→ Required tasks
1. Answer these questions from the study summary on tDCS and visual illusion:
(a) How many patients were in the study?
(b) At what intensity and for how long was the direct current stimulation given?
(c) What P value is reported for the visual illusion group's drop in pain intensity on the last day of treatment?
2. According to the study summary on tDCS and visual illusion, in which areas did the combined tDCS and visual illusion group show significant improvement? List them all.

→ Selected extract
··········
Soler et al, 201016/Spain RCT PEDro = 8 N = 39 Pain: Neuropathic Tool: Clinical interview Treatment: Patients were randomly divided into 4 groups: tDCS and visual illusion group received direct current stimulation over C3 or C4 at a constant 2-mA intensity for 20 min and after 5 min of tDCS, video with someone walking was shown and the legs of person for 15 min with a vertical mirror so patients could see themselves walking; tDCS group with control visual illusion received the above-mentioned tDCS; the visual illusion only group received a video of faces or landscapes; visual illusion group and sham tDCS had electrodes placed on the same area as the treatment group but the stimulator was turned off after 30 sec of stimulation; placebo group consisted of both the control visual illusion and the sham tDCS.
Pain scale: NRS
  1. The most significant reduction in NRS of pain perception was seen in the combined tDCS and visual illusion group compared with the visual illusion group (P = .008) or the placebo group (P = .004).

  2. Pain reduction was also greater in the tDCS and visual illusion group than in the other 3 groups at first and last follow-up; however, no difference was seen at second follow-up.

  3. Visual illusion group was shown to have significant reduction in neuropathic pain intensity on last day of treatment (P = .02); however, this effect was not maintained over the long term.

  4. Combined tDCS and visual illusion group also showed significant improvement in ability to work, perform daily tasks, enjoyment, and interference of pain with sleep (P <.05).
··········
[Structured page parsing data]
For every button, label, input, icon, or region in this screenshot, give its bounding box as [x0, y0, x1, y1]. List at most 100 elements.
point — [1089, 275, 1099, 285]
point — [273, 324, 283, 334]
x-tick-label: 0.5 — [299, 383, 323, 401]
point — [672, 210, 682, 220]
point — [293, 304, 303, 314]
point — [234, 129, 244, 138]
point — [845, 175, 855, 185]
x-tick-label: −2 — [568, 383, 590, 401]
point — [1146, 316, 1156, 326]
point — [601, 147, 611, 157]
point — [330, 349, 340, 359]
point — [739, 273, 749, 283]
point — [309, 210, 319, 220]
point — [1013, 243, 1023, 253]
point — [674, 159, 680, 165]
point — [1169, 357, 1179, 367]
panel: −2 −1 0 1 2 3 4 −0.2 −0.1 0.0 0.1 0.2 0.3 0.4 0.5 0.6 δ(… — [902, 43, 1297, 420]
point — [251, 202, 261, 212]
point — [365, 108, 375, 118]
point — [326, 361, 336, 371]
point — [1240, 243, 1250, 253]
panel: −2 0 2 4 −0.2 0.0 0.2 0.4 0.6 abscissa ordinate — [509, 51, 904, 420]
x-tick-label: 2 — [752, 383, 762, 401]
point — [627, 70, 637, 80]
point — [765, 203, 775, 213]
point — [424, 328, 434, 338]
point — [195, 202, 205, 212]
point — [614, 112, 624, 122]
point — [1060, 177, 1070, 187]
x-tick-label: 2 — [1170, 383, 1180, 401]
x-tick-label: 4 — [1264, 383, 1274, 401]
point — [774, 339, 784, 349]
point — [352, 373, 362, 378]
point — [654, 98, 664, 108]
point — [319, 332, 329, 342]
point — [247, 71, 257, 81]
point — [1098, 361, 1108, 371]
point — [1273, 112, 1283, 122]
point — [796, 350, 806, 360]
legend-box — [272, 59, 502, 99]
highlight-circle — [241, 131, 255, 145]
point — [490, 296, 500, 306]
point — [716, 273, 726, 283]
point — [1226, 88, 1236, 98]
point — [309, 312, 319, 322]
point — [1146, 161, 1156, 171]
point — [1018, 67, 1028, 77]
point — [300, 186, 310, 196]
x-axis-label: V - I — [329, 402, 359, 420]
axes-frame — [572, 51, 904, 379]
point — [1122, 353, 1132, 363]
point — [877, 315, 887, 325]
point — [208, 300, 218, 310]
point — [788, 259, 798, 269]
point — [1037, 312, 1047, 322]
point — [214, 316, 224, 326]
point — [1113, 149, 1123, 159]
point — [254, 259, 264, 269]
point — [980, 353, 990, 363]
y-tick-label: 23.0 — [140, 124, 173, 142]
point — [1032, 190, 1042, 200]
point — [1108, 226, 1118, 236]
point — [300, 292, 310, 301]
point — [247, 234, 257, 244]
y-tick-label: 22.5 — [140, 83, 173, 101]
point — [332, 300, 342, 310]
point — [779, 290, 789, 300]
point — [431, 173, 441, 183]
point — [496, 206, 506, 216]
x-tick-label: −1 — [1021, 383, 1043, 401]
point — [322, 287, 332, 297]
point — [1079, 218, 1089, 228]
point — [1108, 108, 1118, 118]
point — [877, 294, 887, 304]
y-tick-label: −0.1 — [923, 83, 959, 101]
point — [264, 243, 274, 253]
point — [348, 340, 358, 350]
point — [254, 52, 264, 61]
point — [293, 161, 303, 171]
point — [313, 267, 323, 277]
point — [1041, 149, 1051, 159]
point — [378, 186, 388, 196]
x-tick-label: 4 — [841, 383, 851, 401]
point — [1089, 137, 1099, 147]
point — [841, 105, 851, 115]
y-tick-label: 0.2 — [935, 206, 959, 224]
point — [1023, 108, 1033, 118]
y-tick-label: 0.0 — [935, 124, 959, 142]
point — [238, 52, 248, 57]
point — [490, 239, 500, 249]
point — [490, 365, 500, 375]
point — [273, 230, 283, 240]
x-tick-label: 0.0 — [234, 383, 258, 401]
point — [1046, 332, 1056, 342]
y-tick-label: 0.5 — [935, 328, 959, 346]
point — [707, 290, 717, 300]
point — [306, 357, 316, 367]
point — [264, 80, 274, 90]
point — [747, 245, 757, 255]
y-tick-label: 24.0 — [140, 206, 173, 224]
··········
→ Task-by-task results
1.
(a) 39
(b) A constant 2 mA for 20 minutes
(c) P = .02

2.
- Ability to work
- Ability to perform daily tasks
- Enjoyment
- Interference of pain with sleep